● **Aim of the task**
Produce a verbatim copy of the entries listed below.

● **Provided data**

>> BEGIN

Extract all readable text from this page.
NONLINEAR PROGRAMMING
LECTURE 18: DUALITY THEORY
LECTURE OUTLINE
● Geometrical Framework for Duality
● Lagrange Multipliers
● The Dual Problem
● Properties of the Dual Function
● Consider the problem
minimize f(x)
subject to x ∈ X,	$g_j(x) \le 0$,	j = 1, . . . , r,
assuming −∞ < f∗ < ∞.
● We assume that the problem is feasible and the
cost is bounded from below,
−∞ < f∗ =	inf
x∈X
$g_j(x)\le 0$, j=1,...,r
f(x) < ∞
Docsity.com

>> END

● **Response to this exercise**
Extract all readable text from this page.
NONLINEAR PROGRAMMING
LECTURE 18: DUALITY THEORY
LECTURE OUTLINE
● Geometrical Framework for Duality
● Lagrange Multipliers
● The Dual Problem
● Properties of the Dual Function
● Consider the problem
minimize f(x)
subject to x ∈ X,	$g_j(x) \le 0$,	j = 1, . . . , r,
assuming −∞ < f∗ < ∞.
● We assume that the problem is feasible and the
cost is bounded from below,
−∞ < f∗ =	inf
x∈X
$g_j(x)\le 0$, j=1,...,r
f(x) < ∞
Docsity.com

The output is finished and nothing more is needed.